* Task objective: Each line below that contains "JSON" counts once; report the total and nothing more.

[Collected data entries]
================

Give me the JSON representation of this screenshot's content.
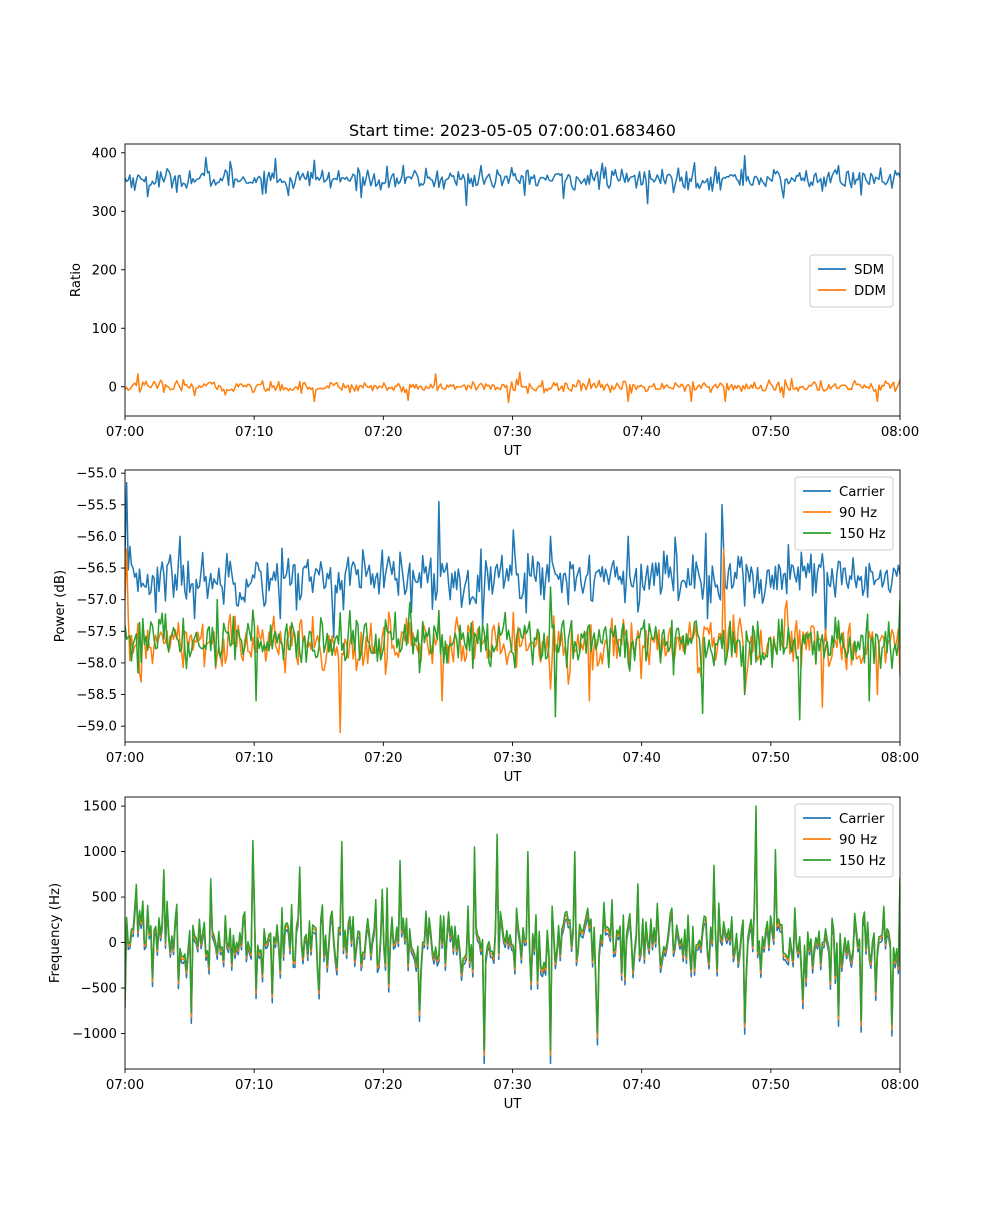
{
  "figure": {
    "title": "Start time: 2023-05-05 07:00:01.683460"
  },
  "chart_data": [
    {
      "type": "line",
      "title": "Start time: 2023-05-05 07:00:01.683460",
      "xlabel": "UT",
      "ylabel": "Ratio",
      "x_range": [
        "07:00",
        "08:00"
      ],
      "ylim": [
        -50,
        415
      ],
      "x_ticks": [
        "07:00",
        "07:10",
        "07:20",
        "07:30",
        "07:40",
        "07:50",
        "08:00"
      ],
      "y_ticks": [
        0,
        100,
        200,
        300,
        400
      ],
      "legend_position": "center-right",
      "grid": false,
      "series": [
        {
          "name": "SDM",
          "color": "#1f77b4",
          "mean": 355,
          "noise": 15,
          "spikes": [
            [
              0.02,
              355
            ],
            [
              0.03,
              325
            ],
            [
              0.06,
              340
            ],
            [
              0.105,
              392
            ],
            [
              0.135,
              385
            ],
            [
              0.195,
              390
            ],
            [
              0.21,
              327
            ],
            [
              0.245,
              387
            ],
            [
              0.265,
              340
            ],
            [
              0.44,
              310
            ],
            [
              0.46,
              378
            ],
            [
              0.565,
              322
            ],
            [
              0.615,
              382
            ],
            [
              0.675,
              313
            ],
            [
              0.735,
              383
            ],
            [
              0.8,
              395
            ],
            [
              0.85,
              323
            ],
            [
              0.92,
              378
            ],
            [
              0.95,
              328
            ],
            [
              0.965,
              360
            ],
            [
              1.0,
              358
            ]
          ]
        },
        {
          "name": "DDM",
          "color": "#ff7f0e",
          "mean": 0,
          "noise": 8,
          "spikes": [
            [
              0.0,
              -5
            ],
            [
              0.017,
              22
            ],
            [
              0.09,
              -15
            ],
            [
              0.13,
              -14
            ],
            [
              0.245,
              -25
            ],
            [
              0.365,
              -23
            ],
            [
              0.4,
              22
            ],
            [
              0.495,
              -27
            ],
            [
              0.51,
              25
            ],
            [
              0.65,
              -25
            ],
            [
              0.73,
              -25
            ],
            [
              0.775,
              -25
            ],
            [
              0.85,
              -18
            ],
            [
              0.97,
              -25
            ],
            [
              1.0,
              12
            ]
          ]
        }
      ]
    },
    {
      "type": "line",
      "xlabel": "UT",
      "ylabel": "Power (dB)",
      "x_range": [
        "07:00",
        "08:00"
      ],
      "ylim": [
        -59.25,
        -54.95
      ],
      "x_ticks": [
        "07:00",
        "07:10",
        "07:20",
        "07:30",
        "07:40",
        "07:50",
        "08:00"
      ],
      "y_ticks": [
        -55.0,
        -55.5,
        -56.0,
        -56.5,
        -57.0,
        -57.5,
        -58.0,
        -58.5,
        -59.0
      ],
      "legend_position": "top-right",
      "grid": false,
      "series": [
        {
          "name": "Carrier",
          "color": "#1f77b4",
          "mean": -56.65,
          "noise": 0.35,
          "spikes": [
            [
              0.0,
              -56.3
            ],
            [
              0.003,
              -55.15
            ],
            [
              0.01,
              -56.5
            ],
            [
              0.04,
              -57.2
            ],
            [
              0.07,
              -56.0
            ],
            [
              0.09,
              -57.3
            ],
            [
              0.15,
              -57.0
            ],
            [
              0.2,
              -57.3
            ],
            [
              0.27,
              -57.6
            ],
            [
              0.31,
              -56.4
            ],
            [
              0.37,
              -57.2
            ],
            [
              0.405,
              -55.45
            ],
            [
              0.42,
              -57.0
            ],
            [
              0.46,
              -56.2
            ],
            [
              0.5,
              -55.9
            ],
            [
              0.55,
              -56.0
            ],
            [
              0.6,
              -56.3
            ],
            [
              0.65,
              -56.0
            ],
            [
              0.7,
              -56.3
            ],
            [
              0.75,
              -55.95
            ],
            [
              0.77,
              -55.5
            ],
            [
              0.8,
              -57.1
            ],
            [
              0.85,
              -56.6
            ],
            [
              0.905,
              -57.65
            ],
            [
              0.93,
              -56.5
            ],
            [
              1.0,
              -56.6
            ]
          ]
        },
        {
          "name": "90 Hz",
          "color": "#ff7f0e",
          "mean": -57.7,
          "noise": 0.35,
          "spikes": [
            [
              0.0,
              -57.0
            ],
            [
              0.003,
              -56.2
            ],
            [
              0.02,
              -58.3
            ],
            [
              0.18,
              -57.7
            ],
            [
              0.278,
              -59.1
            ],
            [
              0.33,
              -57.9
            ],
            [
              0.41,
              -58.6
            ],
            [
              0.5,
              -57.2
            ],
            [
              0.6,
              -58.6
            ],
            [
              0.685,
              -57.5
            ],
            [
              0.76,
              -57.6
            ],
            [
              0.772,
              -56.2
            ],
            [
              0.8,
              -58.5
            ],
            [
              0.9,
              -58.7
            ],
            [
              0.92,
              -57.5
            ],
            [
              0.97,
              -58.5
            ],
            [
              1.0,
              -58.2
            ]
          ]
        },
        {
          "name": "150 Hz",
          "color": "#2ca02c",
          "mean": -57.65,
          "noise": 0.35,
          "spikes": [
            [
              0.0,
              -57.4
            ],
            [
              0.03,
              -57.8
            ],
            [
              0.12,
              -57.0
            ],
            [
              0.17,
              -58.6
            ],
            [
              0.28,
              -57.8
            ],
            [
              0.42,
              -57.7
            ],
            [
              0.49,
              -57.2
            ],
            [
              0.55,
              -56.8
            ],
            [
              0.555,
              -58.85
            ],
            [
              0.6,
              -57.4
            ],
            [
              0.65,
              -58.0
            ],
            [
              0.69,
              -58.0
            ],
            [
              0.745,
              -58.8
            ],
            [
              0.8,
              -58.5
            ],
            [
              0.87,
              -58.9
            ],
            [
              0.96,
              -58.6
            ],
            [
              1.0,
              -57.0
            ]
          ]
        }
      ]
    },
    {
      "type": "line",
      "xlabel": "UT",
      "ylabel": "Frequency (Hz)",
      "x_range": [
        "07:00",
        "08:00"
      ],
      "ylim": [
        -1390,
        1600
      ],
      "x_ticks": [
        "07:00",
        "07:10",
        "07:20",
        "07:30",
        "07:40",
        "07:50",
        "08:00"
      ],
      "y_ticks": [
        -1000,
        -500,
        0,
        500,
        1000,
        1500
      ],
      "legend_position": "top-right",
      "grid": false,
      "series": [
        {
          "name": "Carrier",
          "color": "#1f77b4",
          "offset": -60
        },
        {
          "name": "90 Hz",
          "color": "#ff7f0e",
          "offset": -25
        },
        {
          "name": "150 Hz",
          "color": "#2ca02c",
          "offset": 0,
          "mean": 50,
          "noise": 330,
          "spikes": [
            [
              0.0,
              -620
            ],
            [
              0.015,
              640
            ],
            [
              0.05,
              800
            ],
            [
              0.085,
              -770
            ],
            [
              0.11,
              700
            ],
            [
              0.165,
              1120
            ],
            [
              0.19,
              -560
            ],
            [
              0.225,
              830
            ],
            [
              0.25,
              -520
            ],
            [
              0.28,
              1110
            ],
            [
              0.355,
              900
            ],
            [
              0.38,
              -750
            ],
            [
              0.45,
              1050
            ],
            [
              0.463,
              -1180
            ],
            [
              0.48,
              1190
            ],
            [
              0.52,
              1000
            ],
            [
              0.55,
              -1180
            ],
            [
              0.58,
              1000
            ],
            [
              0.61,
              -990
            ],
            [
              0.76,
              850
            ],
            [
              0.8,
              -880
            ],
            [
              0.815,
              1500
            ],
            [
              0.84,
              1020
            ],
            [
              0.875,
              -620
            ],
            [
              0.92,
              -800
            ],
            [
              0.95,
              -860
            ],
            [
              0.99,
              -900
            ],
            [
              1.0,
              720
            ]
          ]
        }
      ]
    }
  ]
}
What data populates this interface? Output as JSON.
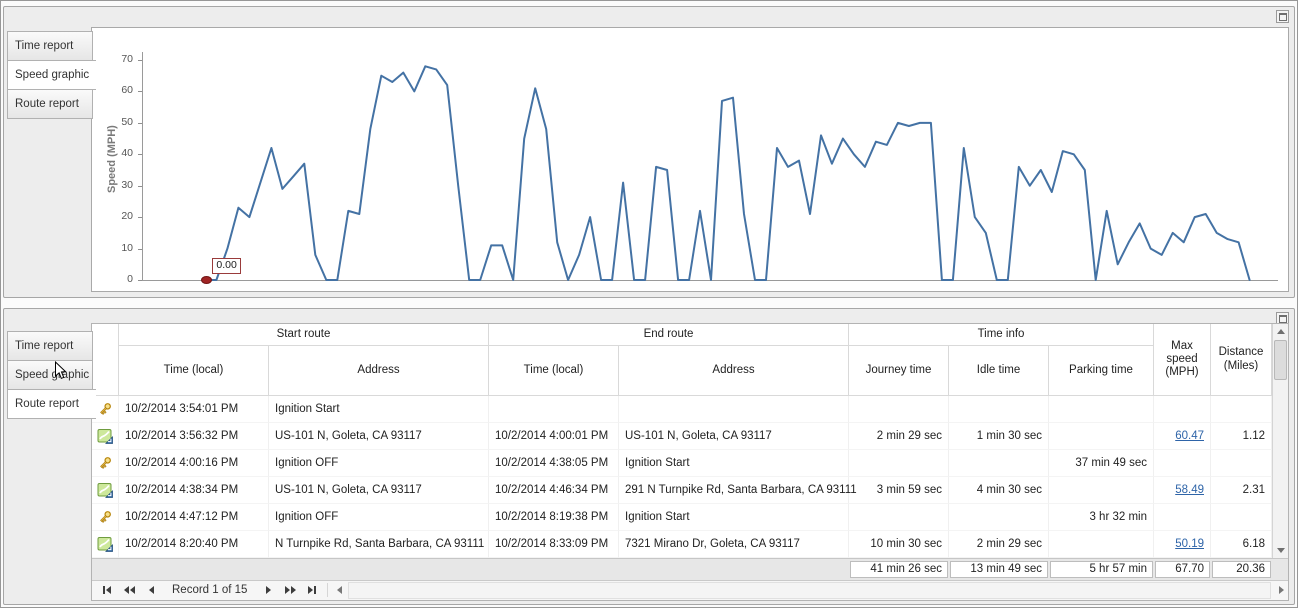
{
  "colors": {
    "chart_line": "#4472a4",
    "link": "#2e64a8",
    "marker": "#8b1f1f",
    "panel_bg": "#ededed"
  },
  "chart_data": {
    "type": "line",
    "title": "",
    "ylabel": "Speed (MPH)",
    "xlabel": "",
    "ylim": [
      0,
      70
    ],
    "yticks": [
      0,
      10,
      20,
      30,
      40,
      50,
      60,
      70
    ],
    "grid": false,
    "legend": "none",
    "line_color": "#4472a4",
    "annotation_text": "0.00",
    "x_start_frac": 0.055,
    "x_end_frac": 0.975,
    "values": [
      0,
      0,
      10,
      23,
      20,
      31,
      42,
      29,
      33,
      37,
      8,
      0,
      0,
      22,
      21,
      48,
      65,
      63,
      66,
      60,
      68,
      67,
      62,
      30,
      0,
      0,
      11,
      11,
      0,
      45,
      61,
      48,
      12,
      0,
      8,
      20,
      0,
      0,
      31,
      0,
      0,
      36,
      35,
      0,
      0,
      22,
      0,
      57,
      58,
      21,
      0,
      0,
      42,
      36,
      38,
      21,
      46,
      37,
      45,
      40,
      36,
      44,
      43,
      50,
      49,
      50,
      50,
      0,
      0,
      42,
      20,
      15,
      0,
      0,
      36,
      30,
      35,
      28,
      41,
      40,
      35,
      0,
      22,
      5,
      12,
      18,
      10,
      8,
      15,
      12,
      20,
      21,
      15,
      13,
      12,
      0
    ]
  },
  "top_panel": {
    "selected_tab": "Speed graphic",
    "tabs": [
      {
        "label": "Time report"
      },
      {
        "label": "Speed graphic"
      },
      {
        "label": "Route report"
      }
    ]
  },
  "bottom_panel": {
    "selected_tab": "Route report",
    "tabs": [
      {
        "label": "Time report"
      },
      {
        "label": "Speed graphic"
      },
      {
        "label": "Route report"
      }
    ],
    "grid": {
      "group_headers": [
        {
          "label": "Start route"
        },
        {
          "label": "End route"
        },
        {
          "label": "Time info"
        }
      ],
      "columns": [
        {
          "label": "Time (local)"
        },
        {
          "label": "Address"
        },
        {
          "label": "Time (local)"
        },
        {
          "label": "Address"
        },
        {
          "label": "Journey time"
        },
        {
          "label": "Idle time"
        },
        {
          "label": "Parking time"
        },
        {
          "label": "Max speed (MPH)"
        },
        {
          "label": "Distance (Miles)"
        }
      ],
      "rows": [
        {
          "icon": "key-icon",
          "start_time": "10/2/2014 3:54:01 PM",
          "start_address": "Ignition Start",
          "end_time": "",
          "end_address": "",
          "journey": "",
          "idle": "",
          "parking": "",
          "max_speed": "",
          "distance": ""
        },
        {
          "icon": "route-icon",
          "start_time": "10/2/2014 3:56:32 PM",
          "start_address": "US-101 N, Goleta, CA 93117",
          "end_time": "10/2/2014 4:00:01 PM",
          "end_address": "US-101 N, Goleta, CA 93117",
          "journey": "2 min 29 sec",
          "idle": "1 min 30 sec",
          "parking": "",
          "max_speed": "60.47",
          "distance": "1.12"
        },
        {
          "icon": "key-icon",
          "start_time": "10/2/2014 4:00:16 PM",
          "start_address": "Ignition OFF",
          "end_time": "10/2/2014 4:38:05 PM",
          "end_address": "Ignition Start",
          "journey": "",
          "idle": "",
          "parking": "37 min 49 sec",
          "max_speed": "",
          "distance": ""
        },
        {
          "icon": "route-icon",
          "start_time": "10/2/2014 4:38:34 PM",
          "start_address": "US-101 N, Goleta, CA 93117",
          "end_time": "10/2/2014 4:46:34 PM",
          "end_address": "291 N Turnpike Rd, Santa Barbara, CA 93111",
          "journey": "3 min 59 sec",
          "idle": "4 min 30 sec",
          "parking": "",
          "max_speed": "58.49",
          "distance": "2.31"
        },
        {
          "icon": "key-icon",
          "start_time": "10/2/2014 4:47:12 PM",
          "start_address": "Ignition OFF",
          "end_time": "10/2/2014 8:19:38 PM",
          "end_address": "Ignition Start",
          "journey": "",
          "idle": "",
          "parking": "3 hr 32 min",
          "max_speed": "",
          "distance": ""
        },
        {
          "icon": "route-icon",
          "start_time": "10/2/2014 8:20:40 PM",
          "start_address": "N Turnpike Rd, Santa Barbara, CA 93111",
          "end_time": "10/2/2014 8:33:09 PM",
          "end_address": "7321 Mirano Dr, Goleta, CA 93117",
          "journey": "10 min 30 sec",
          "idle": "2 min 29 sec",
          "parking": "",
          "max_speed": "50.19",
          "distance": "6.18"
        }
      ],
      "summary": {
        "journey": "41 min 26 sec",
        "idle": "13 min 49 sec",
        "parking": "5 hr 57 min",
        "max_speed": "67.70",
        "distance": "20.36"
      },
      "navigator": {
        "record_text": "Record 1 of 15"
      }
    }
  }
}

================

* Correct output: 2